_Exercise brief_: Leave out the pictures; transcribe all else exactly.

_Rows_:
---*---
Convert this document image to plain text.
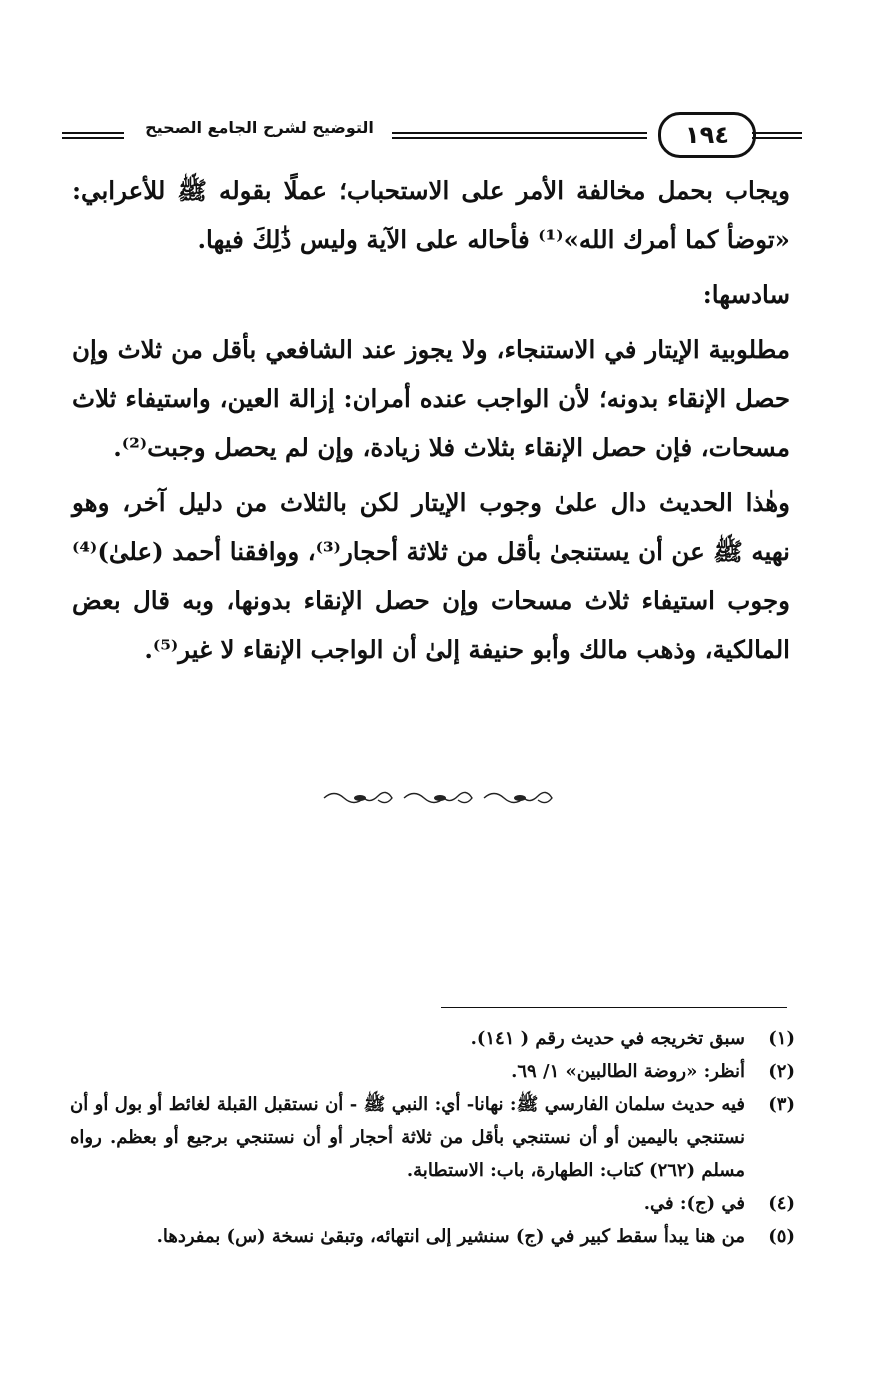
التوضيح لشرح الجامع الصحيح	١٩٤

ويجاب بحمل مخالفة الأمر على الاستحباب؛ عملًا بقوله ﷺ للأعرابي: «توضأ كما أمرك الله»⁽¹⁾ فأحاله على الآية وليس ذَٰلِكَ فيها.

سادسها:

مطلوبية الإيتار في الاستنجاء، ولا يجوز عند الشافعي بأقل من ثلاث وإن حصل الإنقاء بدونه؛ لأن الواجب عنده أمران: إزالة العين، واستيفاء ثلاث مسحات، فإن حصل الإنقاء بثلاث فلا زيادة، وإن لم يحصل وجبت⁽²⁾.

وهٰذا الحديث دال علىٰ وجوب الإيتار لكن بالثلاث من دليل آخر، وهو نهيه ﷺ عن أن يستنجىٰ بأقل من ثلاثة أحجار⁽³⁾، ووافقنا أحمد (علىٰ)⁽⁴⁾ وجوب استيفاء ثلاث مسحات وإن حصل الإنقاء بدونها، وبه قال بعض المالكية، وذهب مالك وأبو حنيفة إلىٰ أن الواجب الإنقاء لا غير⁽⁵⁾.

(١)
سبق تخريجه في حديث رقم ( ١٤١).
(٢)
أنظر: «روضة الطالبين» ١/ ٦٩.
(٣)
فيه حديث سلمان الفارسي ﷺ: نهانا- أي: النبي ﷺ - أن نستقبل القبلة لغائط أو بول أو أن نستنجي باليمين أو أن نستنجي بأقل من ثلاثة أحجار أو أن نستنجي برجيع أو بعظم. رواه مسلم (٢٦٢) كتاب: الطهارة، باب: الاستطابة.
(٤)
في (ج): في.
(٥)
من هنا يبدأ سقط كبير في (ج) سنشير إلى انتهائه، وتبقىٰ نسخة (س) بمفردها.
---*---
_Result_:
Convert this document image to plain text.
التوضيح لشرح الجامع الصحيح	١٩٤

ويجاب بحمل مخالفة الأمر على الاستحباب؛ عملًا بقوله ﷺ للأعرابي: «توضأ كما أمرك الله»⁽¹⁾ فأحاله على الآية وليس ذَٰلِكَ فيها.

سادسها:

مطلوبية الإيتار في الاستنجاء، ولا يجوز عند الشافعي بأقل من ثلاث وإن حصل الإنقاء بدونه؛ لأن الواجب عنده أمران: إزالة العين، واستيفاء ثلاث مسحات، فإن حصل الإنقاء بثلاث فلا زيادة، وإن لم يحصل وجبت⁽²⁾.

وهٰذا الحديث دال علىٰ وجوب الإيتار لكن بالثلاث من دليل آخر، وهو نهيه ﷺ عن أن يستنجىٰ بأقل من ثلاثة أحجار⁽³⁾، ووافقنا أحمد (علىٰ)⁽⁴⁾ وجوب استيفاء ثلاث مسحات وإن حصل الإنقاء بدونها، وبه قال بعض المالكية، وذهب مالك وأبو حنيفة إلىٰ أن الواجب الإنقاء لا غير⁽⁵⁾.

(١)
سبق تخريجه في حديث رقم ( ١٤١).
(٢)
أنظر: «روضة الطالبين» ١/ ٦٩.
(٣)
فيه حديث سلمان الفارسي ﷺ: نهانا- أي: النبي ﷺ - أن نستقبل القبلة لغائط أو بول أو أن نستنجي باليمين أو أن نستنجي بأقل من ثلاثة أحجار أو أن نستنجي برجيع أو بعظم. رواه مسلم (٢٦٢) كتاب: الطهارة، باب: الاستطابة.
(٤)
في (ج): في.
(٥)
من هنا يبدأ سقط كبير في (ج) سنشير إلى انتهائه، وتبقىٰ نسخة (س) بمفردها.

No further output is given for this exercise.